Reading text |
--------
Super Dimension Century Orguss, 1993
Of the various close calls I experienced while working on staff at Malibu Comics, this one came the closest. Let’s start with some background.
In the summer of 1983, a hugely popular anime series titled Super Dimension Fortress Macross wrapped up its 36-episode run on TV in Japan, giving way to another show in the same time slot. Orguss debuted in July and ran for almost the same length (35 episodes) to finish in April ’84. Those of us outside Japan who scanned the monthly anime magazines knew about it, but the tape-trading lag that was endemic to the times meant we wouldn’t get to see it until a few months later.
If you were into Macross, it was very easy to slide into this series. Despite the similar title, however, it was not a sequel and had nothing to do with its predecessor. It was a new, original story that looked and sounded a lot like Macross. All by design, of course; it came from the same creative forces behind Macross in an effort to attract the same fans.
I was one of them, collecting scattered episodes and picking up support media to help make sense of it. That’s how you had to do it before the modern import era, and it turned some of us into expert scavengers. Orguss records, toys, model kits, and other merch was gathered, adding to the overall mystique.
The story of Orguss wasn’t as accessible as Macross. The concept alone was much more complex; a dimensional bomb goes off in a future war, merging several different Earths together into a single patchwork planet. A human is flung into this crazy-quilt world of rival clans and states and species, and is eventually forced to put it right by going back in time to stop himself from setting off the bomb.
Fans did their best to sort all this out on their own, but bigger guns finally stepped in to make it official in 1992.
As anime fandom in the US grew in the 80s, a California-based company named Books Nippan became a steady supplier of books, music and other media. In 1987 they established a special projects division named U.S. Renditions, one of the first companies dedicated to importing anime on home video, starting with Dangaioh in 1990.
--------
Supplied data |
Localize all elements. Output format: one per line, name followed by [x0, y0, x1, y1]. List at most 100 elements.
--------
What you have to do |
Continue the Orguss comics history above, starting right after its last sentence.

The answer |
They were already acquainted with Malibu Comics by the time I showed up, with a specific interest in getting a project going under the Eternity Comics imprint. (As explained in previous articles, that’s the imprint that handled anime/manga properties like Robotech and Captain Harlock, so it was a good fit.) They had acquired Orguss for the US video market, and I just happened to be there at the right time to become intimately involved.
Before I knew it, Malibu had licensed Orguss from U.S. Renditions to turn into an Eternity title. I was in the meeting where the check was handed over, and I was everyone’s first choice to draw the adaptation. This was at the start of 1993, and the timing was perfect. All my Eternity projects would soon wrap up, and I was wide open for a new one.
U.S. Renditions was poised to launch the series on VHS (two episodes per tape) in 1994, and the plan was to debut the comic at the right time to sync up. Producer Kevin Seymour, writer Raymond Garcia, and translator John Scharmen were completely on board, ready to feed me whatever information they could, including extra story material from the Japanese Orguss novelization. Right place/right time.
The first question I had to grapple with was, how do you get a 35-episode series into a comic book that actually has a chance of survival in a market that was turning more and more hostile by the day? Remember, 1993 was year the entire comic industry was beginning to collapse under its own weight. (Click here for details.)
Imported anime on VHS was still a novelty at the time, so everyone involved was prepared to believe that video and comic sales would mutually support each other. I was less confident. If we embarked on a 1-episode-per-issue adaptation, I was certain we would never get to the end. And I was sick and tired of seeing my projects end prematurely. Instead, I thought 12 issues was the most we could count on. Somehow, I was going to find a way to make it work; an adaptation that delivered the essence of the story in a package that could survive market forces.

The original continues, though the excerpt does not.